[Dataset items]
####################
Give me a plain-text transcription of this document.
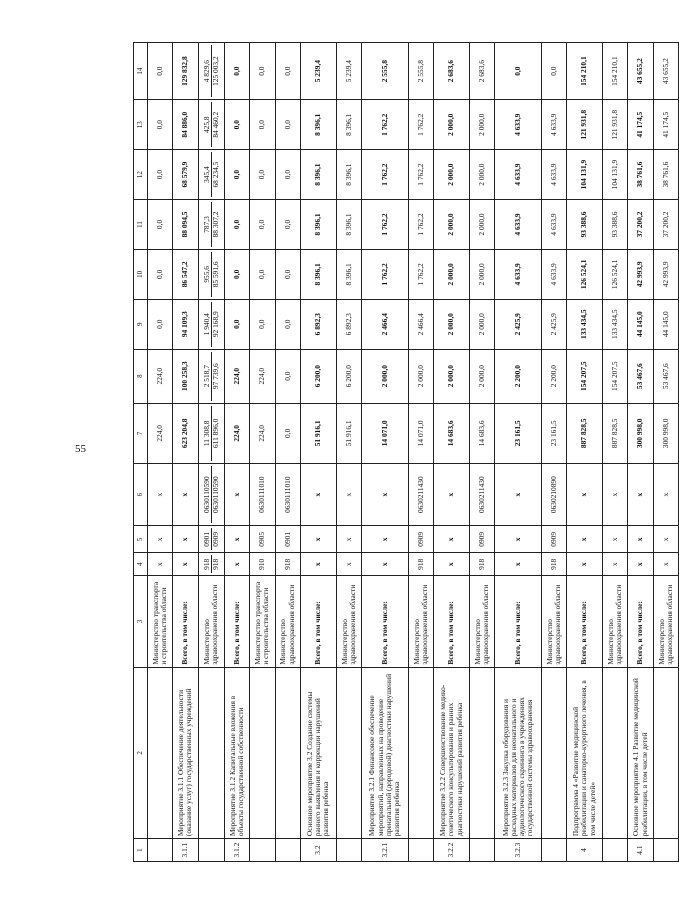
55
1	2	3	4	5	6	7	8	9	10	11	12	13	14
		Министерство транспорта и строительства области	x	x	x	224,0	224,0	0,0	0,0	0,0	0,0	0,0	0,0
3.1.1	Мероприятие 3.1.1 Обеспечение деятельности (оказание услуг) государственных учреждений	Всего, в том числе:	x	x	x	623 204,8	100 258,3	94 109,3	86 547,2	88 094,5	68 579,9	84 886,0	129 832,8
		Министерство здравоохранения области	918 918	0901 0909	0630110590 0630110590	11 308,8 611 896,0	2 518,7 97 739,6	1 940,4 92 168,9	955,6 85 591,6	787,3 88 307,2	345,4 68 234,5	425,8 84 460,2	4 829,6 125 003,2

3.1.2	Мероприятие 3.1.2 Капитальные вложения в объекты государственной собственности	Всего, в том числе:	x	x	x	224,0	224,0	0,0	0,0	0,0	0,0	0,0	0,0
		Министерство транспорта и строительства области	910	0905	0630111010	224,0	224,0	0,0	0,0	0,0	0,0	0,0	0,0
		Министерство здравоохранения области	918	0901	0630111010	0,0	0,0	0,0	0,0	0,0	0,0	0,0	0,0
3.2	Основное мероприятие 3.2 Создание системы раннего выявления и коррекции нарушений развития ребенка	Всего, в том числе:	x	x	x	51 916,1	6 200,0	6 892,3	8 396,1	8 396,1	8 396,1	8 396,1	5 239,4
		Министерство здравоохранения области	x	x	x	51 916,1	6 200,0	6 892,3	8 396,1	8 396,1	8 396,1	8 396,1	5 239,4
3.2.1	Мероприятие 3.2.1 Финансовое обеспечение мероприятий, направленных на проведение пренатальной (дородовой) диагностики нарушений развития ребенка	Всего, в том числе:	x	x	x	14 071,0	2 000,0	2 466,4	1 762,2	1 762,2	1 762,2	1 762,2	2 555,8
		Министерство здравоохранения области	918	0909	0630211430	14 071,0	2 000,0	2 466,4	1 762,2	1 762,2	1 762,2	1 762,2	2 555,8
3.2.2	Мероприятие 3.2.2 Совершенствование медико-генетического консультирования и ранних диагностики нарушений развития ребенка	Всего, в том числе:	x	x	x	14 683,6	2 000,0	2 000,0	2 000,0	2 000,0	2 000,0	2 000,0	2 683,6
		Министерство здравоохранения области	918	0909	0630211430	14 683,6	2 000,0	2 000,0	2 000,0	2 000,0	2 000,0	2 000,0	2 683,6
3.2.3	Мероприятие 3.2.3 Закупка оборудования и расходных материалов для неонатального и аудиологического скрининга в учреждениях государственной системы здравоохранения	Всего, в том числе:	x	x	x	23 161,5	2 200,0	2 425,9	4 633,9	4 633,9	4 633,9	4 633,9	0,0
		Министерство здравоохранения области	918	0909	0630210890	23 161,5	2 200,0	2 425,9	4 633,9	4 633,9	4 633,9	4 633,9	0,0
4	Подпрограмма 4 «Развитие медицинской реабилитации и санаторно-курортного лечения, в том числе детей»	Всего, в том числе:	x	x	x	887 828,5	154 207,5	133 434,5	126 524,1	93 388,6	104 131,9	121 931,8	154 210,1
		Министерство здравоохранения области	x	x	x	887 828,5	154 207,5	133 434,5	126 524,1	93 388,6	104 131,9	121 931,8	154 210,1
4.1	Основное мероприятие 4.1 Развитие медицинской реабилитации, в том числе детей	Всего, в том числе:	x	x	x	300 998,0	53 467,6	44 145,0	42 993,9	37 200,2	38 761,6	41 174,5	43 655,2
		Министерство здравоохранения области	x	x	x	300 998,0	53 467,6	44 145,0	42 993,9	37 200,2	38 761,6	41 174,5	43 655,2
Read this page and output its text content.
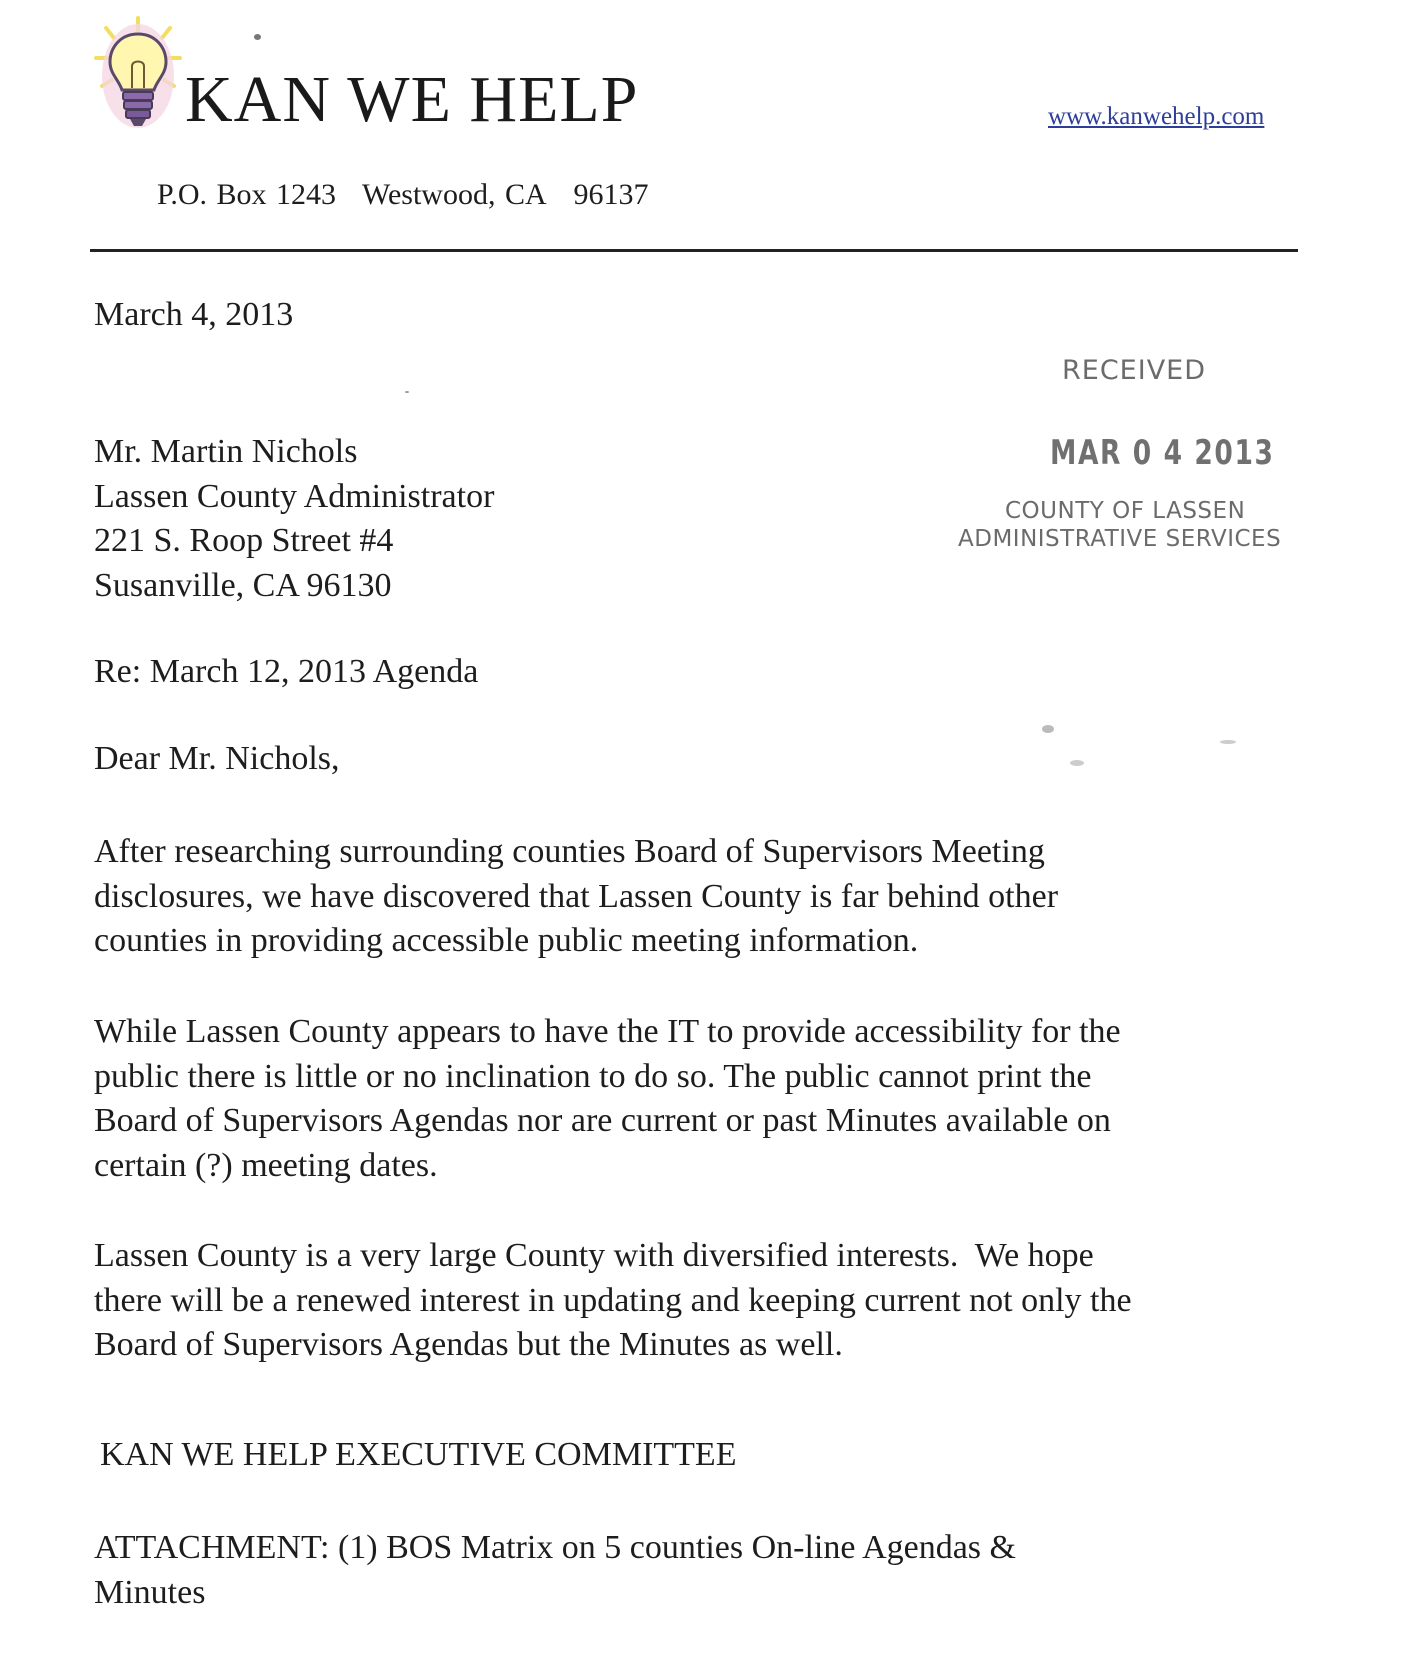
KAN WE HELP	www.kanwehelp.com
P.O. Box 1243 Westwood, CA   96137
March 4, 2013
RECEIVED
MAR 0 4 2013
COUNTY OF LASSEN
ADMINISTRATIVE SERVICES
Mr. Martin Nichols
Lassen County Administrator
221 S. Roop Street #4
Susanville, CA 96130
Re: March 12, 2013 Agenda
Dear Mr. Nichols,
After researching surrounding counties Board of Supervisors Meeting
disclosures, we have discovered that Lassen County is far behind other
counties in providing accessible public meeting information.
While Lassen County appears to have the IT to provide accessibility for the
public there is little or no inclination to do so. The public cannot print the
Board of Supervisors Agendas nor are current or past Minutes available on
certain (?) meeting dates.
Lassen County is a very large County with diversified interests.  We hope
there will be a renewed interest in updating and keeping current not only the
Board of Supervisors Agendas but the Minutes as well.
KAN WE HELP EXECUTIVE COMMITTEE
ATTACHMENT: (1) BOS Matrix on 5 counties On-line Agendas &
Minutes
####################
Repeat the records above exactly, leaving out any pictures they contain.

• **SOLUTION FOR THIS PROBLEM**
Give me a plain-text transcription of this document.
55
1	2	3	4	5	6	7	8	9	10	11	12	13	14
		Министерство транспорта и строительства области	x	x	x	224,0	224,0	0,0	0,0	0,0	0,0	0,0	0,0
3.1.1	Мероприятие 3.1.1 Обеспечение деятельности (оказание услуг) государственных учреждений	Всего, в том числе:	x	x	x	623 204,8	100 258,3	94 109,3	86 547,2	88 094,5	68 579,9	84 886,0	129 832,8
		Министерство здравоохранения области	918 918	0901 0909	0630110590 0630110590	11 308,8 611 896,0	2 518,7 97 739,6	1 940,4 92 168,9	955,6 85 591,6	787,3 88 307,2	345,4 68 234,5	425,8 84 460,2	4 829,6 125 003,2

3.1.2	Мероприятие 3.1.2 Капитальные вложения в объекты государственной собственности	Всего, в том числе:	x	x	x	224,0	224,0	0,0	0,0	0,0	0,0	0,0	0,0
		Министерство транспорта и строительства области	910	0905	0630111010	224,0	224,0	0,0	0,0	0,0	0,0	0,0	0,0
		Министерство здравоохранения области	918	0901	0630111010	0,0	0,0	0,0	0,0	0,0	0,0	0,0	0,0
3.2	Основное мероприятие 3.2 Создание системы раннего выявления и коррекции нарушений развития ребенка	Всего, в том числе:	x	x	x	51 916,1	6 200,0	6 892,3	8 396,1	8 396,1	8 396,1	8 396,1	5 239,4
		Министерство здравоохранения области	x	x	x	51 916,1	6 200,0	6 892,3	8 396,1	8 396,1	8 396,1	8 396,1	5 239,4
3.2.1	Мероприятие 3.2.1 Финансовое обеспечение мероприятий, направленных на проведение пренатальной (дородовой) диагностики нарушений развития ребенка	Всего, в том числе:	x	x	x	14 071,0	2 000,0	2 466,4	1 762,2	1 762,2	1 762,2	1 762,2	2 555,8
		Министерство здравоохранения области	918	0909	0630211430	14 071,0	2 000,0	2 466,4	1 762,2	1 762,2	1 762,2	1 762,2	2 555,8
3.2.2	Мероприятие 3.2.2 Совершенствование медико-генетического консультирования и ранних диагностики нарушений развития ребенка	Всего, в том числе:	x	x	x	14 683,6	2 000,0	2 000,0	2 000,0	2 000,0	2 000,0	2 000,0	2 683,6
		Министерство здравоохранения области	918	0909	0630211430	14 683,6	2 000,0	2 000,0	2 000,0	2 000,0	2 000,0	2 000,0	2 683,6
3.2.3	Мероприятие 3.2.3 Закупка оборудования и расходных материалов для неонатального и аудиологического скрининга в учреждениях государственной системы здравоохранения	Всего, в том числе:	x	x	x	23 161,5	2 200,0	2 425,9	4 633,9	4 633,9	4 633,9	4 633,9	0,0
		Министерство здравоохранения области	918	0909	0630210890	23 161,5	2 200,0	2 425,9	4 633,9	4 633,9	4 633,9	4 633,9	0,0
4	Подпрограмма 4 «Развитие медицинской реабилитации и санаторно-курортного лечения, в том числе детей»	Всего, в том числе:	x	x	x	887 828,5	154 207,5	133 434,5	126 524,1	93 388,6	104 131,9	121 931,8	154 210,1
		Министерство здравоохранения области	x	x	x	887 828,5	154 207,5	133 434,5	126 524,1	93 388,6	104 131,9	121 931,8	154 210,1
4.1	Основное мероприятие 4.1 Развитие медицинской реабилитации, в том числе детей	Всего, в том числе:	x	x	x	300 998,0	53 467,6	44 145,0	42 993,9	37 200,2	38 761,6	41 174,5	43 655,2
		Министерство здравоохранения области	x	x	x	300 998,0	53 467,6	44 145,0	42 993,9	37 200,2	38 761,6	41 174,5	43 655,2
Read this page and output its text content.
KAN WE HELP	www.kanwehelp.com
P.O. Box 1243 Westwood, CA   96137
March 4, 2013
RECEIVED
MAR 0 4 2013
COUNTY OF LASSEN
ADMINISTRATIVE SERVICES
Mr. Martin Nichols
Lassen County Administrator
221 S. Roop Street #4
Susanville, CA 96130
Re: March 12, 2013 Agenda
Dear Mr. Nichols,
After researching surrounding counties Board of Supervisors Meeting
disclosures, we have discovered that Lassen County is far behind other
counties in providing accessible public meeting information.
While Lassen County appears to have the IT to provide accessibility for the
public there is little or no inclination to do so. The public cannot print the
Board of Supervisors Agendas nor are current or past Minutes available on
certain (?) meeting dates.
Lassen County is a very large County with diversified interests.  We hope
there will be a renewed interest in updating and keeping current not only the
Board of Supervisors Agendas but the Minutes as well.
KAN WE HELP EXECUTIVE COMMITTEE
ATTACHMENT: (1) BOS Matrix on 5 counties On-line Agendas &
Minutes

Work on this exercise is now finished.